[Exercise]: List the lines of this listing that hold the word "heater".

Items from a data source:
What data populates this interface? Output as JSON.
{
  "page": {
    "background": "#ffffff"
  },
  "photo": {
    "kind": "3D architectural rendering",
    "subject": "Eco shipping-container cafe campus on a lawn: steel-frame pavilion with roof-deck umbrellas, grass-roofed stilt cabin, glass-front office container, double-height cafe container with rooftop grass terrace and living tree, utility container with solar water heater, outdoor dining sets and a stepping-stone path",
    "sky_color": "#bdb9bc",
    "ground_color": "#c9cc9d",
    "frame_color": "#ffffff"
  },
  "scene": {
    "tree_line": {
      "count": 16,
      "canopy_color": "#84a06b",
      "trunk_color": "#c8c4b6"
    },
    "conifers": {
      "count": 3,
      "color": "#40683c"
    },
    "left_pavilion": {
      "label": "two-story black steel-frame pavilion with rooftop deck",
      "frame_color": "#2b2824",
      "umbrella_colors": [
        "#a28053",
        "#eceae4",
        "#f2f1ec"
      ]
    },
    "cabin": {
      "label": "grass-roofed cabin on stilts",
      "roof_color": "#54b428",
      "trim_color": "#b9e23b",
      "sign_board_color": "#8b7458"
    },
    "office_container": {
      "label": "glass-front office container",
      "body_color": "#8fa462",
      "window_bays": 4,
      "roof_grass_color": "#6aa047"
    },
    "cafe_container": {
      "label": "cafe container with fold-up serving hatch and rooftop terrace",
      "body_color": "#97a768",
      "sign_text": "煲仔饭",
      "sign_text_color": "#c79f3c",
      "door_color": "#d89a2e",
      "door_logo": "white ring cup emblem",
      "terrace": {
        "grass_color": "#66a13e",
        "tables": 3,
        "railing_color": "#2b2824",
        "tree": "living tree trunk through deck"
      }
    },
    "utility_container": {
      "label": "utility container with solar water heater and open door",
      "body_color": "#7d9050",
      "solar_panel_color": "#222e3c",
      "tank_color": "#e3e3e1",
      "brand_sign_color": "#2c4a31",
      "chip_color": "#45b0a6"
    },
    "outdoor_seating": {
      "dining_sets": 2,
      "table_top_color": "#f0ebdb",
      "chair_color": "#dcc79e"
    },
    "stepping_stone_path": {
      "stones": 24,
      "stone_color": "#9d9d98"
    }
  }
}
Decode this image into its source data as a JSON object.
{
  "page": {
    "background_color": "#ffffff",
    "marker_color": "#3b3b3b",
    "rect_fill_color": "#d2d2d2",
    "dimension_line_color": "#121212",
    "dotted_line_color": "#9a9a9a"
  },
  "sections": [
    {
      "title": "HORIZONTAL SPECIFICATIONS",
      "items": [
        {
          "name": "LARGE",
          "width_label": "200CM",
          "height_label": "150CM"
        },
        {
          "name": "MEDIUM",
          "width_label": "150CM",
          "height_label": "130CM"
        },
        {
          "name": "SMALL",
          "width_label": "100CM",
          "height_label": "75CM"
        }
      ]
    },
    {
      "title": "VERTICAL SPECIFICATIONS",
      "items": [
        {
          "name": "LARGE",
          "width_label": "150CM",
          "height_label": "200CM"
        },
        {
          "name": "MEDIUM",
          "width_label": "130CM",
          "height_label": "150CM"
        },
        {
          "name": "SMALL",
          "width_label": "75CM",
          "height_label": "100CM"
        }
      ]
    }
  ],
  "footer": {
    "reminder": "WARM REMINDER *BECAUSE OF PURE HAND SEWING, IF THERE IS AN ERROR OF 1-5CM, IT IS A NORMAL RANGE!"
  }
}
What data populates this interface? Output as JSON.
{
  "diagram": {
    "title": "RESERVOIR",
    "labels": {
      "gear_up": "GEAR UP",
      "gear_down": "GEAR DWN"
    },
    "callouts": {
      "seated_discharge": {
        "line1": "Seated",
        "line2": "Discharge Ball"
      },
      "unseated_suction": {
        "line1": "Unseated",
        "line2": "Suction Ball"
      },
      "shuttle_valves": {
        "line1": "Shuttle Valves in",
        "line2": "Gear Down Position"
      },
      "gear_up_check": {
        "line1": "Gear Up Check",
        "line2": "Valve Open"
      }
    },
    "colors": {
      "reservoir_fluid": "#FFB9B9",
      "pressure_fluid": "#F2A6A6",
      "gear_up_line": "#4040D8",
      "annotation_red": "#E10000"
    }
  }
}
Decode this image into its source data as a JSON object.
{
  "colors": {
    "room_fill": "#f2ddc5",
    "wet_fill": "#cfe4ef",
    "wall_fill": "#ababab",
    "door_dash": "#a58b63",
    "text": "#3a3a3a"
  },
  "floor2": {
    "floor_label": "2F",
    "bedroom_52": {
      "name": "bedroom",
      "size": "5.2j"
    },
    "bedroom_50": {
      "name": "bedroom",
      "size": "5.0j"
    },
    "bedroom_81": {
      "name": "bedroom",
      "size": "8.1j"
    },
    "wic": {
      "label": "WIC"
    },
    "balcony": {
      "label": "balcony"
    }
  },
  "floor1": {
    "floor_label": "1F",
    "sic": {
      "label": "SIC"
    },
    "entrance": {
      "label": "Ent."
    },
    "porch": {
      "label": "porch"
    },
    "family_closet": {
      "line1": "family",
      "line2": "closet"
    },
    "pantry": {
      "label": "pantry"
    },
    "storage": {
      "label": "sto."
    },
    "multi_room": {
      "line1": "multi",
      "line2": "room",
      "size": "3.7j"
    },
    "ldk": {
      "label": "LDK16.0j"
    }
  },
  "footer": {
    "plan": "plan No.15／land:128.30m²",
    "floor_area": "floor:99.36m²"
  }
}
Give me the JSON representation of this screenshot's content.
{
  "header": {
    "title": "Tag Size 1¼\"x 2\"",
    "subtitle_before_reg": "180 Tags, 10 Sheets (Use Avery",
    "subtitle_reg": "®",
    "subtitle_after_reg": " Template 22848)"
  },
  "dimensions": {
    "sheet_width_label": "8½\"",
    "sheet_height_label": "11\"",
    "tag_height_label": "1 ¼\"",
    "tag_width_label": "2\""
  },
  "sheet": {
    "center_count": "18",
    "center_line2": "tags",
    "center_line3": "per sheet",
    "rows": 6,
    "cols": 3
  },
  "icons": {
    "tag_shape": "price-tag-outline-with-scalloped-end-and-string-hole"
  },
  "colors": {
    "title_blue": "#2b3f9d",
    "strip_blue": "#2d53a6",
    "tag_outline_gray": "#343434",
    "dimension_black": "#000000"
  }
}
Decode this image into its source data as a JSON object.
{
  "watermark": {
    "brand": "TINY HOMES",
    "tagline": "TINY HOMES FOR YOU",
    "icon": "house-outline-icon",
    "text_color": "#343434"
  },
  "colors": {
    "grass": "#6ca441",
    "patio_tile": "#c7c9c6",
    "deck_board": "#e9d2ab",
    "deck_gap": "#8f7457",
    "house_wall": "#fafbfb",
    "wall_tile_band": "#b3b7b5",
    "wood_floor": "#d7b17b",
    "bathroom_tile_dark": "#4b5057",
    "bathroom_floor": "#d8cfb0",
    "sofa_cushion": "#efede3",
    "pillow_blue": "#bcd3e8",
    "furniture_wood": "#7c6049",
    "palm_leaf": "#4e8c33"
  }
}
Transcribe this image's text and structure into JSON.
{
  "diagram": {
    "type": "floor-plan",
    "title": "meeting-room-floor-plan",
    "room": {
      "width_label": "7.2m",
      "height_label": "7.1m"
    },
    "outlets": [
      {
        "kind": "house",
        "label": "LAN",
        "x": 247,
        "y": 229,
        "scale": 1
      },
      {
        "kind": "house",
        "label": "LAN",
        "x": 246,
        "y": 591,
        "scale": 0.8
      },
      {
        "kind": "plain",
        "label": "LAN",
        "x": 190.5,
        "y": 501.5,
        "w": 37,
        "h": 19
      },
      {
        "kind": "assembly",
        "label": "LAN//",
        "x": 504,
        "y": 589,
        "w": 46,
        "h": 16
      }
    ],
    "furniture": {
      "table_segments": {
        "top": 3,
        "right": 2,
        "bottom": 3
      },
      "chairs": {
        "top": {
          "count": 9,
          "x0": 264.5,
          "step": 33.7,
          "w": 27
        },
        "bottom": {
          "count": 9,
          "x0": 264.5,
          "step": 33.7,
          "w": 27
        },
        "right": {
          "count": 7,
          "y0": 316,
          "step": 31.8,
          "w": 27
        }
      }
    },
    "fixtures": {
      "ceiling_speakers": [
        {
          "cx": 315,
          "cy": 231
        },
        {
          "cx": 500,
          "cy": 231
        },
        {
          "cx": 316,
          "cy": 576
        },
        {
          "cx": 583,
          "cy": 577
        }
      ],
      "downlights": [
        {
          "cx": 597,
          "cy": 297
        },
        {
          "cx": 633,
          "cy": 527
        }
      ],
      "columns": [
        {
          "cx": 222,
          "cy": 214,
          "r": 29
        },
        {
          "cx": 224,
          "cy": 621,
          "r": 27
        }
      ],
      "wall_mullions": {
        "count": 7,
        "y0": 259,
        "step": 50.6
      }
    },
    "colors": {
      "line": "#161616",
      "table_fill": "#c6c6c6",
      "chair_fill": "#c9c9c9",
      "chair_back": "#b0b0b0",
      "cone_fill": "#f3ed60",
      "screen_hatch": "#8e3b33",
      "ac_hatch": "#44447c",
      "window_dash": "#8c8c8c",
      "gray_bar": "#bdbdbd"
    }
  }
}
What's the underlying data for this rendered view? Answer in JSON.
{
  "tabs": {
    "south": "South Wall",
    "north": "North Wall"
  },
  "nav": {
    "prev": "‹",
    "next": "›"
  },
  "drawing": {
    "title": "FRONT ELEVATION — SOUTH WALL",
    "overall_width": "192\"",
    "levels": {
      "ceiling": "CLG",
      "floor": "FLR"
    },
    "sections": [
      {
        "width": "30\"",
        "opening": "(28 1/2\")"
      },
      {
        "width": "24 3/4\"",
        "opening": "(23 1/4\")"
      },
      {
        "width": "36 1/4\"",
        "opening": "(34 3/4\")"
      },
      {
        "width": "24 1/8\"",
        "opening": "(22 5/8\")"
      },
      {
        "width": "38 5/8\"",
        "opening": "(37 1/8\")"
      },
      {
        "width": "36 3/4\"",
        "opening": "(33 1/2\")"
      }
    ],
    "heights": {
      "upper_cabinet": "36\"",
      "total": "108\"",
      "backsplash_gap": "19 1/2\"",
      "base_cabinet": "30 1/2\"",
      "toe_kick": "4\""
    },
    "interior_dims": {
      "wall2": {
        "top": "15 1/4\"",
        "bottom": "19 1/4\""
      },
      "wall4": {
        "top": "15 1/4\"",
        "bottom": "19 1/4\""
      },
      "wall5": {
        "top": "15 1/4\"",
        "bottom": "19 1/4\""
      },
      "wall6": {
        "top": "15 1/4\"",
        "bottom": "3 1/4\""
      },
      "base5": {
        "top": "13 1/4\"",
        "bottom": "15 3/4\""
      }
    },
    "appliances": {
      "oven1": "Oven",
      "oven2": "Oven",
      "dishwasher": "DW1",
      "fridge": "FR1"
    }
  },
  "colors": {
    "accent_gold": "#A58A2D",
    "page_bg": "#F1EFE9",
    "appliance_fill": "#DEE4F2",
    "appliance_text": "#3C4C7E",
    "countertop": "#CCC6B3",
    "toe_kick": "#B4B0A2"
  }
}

[Result for this exercise]:
    "subject": "Eco shipping-container cafe campus on a lawn: steel-frame pavilion with roof-deck umbrellas, grass-roofed stilt cabin, glass-front office container, double-height cafe container with rooftop grass terrace and living tree, utility container with solar water heater, outdoor dining sets and a stepping-stone path",
      "label": "utility container with solar water heater and open door",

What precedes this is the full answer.